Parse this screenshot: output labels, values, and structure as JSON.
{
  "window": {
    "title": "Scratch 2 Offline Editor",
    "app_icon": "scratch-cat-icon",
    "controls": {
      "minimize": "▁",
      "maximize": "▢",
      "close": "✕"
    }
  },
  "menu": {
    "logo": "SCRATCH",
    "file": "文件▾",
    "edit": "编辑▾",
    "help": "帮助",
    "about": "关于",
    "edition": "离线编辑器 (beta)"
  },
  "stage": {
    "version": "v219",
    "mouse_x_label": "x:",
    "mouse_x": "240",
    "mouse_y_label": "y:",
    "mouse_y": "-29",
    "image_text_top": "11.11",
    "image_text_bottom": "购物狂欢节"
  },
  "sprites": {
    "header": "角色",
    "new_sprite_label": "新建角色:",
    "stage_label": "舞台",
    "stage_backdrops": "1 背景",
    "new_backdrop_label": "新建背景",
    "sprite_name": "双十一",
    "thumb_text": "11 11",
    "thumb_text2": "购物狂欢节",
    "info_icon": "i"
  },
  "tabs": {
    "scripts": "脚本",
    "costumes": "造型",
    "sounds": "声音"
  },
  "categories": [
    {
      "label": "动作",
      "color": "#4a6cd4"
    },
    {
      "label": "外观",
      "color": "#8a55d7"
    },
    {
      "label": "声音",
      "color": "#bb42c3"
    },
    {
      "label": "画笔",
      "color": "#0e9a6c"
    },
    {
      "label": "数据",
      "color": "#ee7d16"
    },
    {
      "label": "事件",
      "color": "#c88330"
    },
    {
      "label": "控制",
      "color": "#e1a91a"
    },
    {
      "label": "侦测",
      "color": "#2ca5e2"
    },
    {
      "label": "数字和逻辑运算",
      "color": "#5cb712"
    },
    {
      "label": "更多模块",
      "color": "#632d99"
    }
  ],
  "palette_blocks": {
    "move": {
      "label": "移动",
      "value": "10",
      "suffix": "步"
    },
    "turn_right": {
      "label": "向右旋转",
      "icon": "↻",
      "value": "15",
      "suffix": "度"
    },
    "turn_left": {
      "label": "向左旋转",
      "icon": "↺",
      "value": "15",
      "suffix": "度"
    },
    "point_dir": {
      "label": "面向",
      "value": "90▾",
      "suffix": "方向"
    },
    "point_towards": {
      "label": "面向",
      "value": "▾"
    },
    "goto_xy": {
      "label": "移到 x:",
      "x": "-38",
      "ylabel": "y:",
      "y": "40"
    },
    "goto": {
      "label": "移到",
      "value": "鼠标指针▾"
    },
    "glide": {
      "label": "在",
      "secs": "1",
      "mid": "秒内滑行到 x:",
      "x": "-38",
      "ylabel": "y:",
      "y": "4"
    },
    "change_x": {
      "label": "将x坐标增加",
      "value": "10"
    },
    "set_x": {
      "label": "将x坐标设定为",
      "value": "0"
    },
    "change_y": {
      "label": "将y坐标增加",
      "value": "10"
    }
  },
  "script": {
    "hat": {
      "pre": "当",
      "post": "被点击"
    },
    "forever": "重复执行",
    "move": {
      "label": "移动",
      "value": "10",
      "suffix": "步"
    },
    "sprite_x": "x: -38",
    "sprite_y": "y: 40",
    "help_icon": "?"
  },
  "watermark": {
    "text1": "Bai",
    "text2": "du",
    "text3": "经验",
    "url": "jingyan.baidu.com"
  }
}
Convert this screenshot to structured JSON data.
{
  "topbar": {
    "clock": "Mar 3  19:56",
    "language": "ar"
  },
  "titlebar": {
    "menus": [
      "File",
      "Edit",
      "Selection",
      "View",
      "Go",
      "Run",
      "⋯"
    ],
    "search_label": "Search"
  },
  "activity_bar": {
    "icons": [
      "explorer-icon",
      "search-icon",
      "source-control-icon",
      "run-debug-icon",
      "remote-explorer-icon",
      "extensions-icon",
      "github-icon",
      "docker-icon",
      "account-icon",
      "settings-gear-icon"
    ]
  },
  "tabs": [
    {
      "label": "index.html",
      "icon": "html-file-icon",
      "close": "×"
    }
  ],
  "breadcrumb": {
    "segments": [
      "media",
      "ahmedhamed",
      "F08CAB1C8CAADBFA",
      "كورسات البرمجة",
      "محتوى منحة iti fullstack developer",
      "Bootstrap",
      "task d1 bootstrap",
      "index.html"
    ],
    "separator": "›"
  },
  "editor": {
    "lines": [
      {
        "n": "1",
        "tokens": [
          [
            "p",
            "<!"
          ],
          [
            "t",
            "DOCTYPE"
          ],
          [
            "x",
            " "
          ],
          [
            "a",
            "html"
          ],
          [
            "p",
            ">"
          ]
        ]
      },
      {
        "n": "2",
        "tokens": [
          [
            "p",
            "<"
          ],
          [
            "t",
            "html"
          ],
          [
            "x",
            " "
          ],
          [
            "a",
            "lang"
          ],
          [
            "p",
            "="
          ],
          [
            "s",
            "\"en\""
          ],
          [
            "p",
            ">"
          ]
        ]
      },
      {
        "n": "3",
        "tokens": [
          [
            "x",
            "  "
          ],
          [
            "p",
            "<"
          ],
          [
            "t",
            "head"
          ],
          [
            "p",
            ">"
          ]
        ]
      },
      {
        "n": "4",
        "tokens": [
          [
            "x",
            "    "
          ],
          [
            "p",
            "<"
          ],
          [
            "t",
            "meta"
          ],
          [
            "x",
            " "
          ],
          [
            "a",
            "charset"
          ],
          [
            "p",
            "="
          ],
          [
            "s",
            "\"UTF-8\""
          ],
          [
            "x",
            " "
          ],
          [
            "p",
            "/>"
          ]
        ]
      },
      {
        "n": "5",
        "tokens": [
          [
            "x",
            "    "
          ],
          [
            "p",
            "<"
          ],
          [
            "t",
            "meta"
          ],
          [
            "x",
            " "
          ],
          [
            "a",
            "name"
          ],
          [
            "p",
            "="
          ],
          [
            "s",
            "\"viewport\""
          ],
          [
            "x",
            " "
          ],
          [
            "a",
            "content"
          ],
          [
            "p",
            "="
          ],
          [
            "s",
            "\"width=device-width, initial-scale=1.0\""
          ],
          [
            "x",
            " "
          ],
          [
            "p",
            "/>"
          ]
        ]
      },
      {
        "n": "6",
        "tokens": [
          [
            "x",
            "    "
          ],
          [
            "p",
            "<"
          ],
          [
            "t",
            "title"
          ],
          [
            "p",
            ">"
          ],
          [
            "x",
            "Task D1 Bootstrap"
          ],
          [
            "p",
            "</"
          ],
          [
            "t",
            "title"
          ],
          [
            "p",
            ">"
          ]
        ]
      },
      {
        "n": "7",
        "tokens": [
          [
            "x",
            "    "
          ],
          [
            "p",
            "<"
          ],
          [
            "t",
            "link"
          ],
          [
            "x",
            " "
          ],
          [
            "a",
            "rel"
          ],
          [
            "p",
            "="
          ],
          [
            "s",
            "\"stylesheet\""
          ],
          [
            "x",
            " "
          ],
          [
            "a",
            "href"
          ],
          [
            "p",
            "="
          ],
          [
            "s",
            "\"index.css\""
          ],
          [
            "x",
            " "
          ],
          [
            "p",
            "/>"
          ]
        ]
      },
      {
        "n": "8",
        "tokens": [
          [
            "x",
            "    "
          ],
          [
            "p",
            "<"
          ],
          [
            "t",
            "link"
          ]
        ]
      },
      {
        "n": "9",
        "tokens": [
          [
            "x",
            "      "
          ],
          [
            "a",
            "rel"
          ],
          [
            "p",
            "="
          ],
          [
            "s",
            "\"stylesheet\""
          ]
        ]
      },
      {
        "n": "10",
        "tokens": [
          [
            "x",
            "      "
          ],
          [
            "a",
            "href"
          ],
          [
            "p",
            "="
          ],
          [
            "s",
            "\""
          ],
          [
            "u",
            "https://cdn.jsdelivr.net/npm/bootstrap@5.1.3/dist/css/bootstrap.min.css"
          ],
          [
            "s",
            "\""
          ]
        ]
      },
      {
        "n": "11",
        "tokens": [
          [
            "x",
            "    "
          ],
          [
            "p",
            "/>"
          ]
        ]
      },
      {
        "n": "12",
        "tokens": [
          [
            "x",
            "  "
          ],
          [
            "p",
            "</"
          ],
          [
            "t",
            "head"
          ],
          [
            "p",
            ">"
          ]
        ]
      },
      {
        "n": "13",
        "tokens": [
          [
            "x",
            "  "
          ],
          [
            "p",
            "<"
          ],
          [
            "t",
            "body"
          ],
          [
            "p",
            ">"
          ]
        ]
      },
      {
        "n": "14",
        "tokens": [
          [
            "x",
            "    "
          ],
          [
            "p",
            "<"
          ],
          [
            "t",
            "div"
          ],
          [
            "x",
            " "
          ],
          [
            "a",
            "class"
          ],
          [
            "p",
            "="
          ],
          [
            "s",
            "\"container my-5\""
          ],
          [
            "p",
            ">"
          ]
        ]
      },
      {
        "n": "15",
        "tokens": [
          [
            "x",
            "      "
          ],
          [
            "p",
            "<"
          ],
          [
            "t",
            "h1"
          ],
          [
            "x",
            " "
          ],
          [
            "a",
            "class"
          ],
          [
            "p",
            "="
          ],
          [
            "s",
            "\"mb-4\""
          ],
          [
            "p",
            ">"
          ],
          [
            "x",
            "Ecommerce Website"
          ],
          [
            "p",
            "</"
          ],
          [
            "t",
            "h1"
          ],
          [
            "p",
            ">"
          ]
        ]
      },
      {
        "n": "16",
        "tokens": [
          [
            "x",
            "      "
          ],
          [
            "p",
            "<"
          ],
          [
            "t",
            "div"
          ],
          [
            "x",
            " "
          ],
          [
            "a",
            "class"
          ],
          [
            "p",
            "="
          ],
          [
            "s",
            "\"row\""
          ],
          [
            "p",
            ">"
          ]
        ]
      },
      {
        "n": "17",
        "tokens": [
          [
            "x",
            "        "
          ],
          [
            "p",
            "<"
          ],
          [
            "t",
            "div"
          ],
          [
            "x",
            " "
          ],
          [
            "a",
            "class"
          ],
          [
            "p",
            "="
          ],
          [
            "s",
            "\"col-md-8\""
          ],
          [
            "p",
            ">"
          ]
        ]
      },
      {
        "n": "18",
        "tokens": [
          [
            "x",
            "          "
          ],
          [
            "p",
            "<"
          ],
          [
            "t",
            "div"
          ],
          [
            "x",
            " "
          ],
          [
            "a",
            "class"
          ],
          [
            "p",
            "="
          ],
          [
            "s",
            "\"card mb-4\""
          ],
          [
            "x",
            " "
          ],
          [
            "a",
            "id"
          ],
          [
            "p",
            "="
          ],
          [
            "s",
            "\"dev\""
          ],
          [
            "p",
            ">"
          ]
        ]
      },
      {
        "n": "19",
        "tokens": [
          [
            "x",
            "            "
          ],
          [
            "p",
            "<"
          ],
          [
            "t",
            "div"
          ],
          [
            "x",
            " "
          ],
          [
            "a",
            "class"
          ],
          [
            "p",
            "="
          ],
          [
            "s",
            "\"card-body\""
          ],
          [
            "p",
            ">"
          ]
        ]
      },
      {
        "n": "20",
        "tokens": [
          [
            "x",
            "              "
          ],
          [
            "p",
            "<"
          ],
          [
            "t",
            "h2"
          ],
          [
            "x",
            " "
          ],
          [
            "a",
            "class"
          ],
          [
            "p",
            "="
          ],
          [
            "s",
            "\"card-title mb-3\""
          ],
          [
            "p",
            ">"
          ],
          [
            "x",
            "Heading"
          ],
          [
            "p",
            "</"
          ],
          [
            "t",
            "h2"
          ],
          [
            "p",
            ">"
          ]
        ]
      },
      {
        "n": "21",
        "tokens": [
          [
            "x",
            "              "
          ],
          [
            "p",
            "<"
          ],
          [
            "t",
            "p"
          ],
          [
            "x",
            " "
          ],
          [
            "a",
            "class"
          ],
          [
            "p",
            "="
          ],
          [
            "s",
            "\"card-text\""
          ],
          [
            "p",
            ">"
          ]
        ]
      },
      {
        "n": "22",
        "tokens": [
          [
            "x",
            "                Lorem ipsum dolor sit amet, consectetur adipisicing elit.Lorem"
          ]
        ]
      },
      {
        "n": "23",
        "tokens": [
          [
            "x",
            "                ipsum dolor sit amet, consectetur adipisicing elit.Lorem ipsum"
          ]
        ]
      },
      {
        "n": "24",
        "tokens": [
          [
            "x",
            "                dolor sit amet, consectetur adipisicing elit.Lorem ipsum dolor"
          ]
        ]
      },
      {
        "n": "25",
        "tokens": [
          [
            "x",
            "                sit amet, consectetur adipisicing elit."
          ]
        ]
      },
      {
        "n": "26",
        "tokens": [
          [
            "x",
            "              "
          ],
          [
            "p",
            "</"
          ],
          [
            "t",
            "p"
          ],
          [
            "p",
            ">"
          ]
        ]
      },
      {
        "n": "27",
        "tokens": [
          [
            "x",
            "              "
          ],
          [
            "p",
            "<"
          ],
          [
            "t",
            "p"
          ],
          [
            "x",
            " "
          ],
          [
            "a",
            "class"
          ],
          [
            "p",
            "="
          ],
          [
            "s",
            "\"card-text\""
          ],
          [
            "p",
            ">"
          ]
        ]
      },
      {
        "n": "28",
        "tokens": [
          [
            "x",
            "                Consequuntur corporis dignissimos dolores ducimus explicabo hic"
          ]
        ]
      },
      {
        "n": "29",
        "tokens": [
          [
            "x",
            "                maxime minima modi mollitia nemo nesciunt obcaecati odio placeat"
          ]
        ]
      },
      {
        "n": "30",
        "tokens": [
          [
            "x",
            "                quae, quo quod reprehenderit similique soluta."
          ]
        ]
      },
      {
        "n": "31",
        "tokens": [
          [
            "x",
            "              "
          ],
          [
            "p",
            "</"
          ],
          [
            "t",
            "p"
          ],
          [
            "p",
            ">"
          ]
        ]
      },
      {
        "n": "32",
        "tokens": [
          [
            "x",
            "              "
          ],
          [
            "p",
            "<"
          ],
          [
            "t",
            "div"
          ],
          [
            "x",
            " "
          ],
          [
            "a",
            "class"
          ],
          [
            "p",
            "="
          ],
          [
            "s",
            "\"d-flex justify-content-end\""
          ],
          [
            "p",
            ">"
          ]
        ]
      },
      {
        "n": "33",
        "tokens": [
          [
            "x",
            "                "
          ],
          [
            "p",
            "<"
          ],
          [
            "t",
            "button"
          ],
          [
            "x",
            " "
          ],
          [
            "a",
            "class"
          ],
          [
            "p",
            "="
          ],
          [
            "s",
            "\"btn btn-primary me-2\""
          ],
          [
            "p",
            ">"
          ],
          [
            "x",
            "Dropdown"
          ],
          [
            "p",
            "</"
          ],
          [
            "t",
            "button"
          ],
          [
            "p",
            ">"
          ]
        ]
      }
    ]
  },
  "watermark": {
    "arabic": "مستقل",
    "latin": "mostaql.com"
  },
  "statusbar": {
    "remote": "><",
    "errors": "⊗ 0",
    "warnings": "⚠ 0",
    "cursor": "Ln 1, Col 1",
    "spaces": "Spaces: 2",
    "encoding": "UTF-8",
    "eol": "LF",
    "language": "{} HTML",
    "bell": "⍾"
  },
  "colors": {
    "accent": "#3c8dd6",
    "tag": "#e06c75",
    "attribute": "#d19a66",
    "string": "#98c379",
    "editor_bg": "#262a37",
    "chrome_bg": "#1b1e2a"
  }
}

▬▬▬▬▬▬

| TASK DETAILS |
Gather each line from the listing above that holds "card".

| RESULT OF THE EXERCISE |
            "\"card mb-4\""
            "\"card-body\""
            "\"card-title mb-3\""
            "\"card-text\""
            "\"card-text\""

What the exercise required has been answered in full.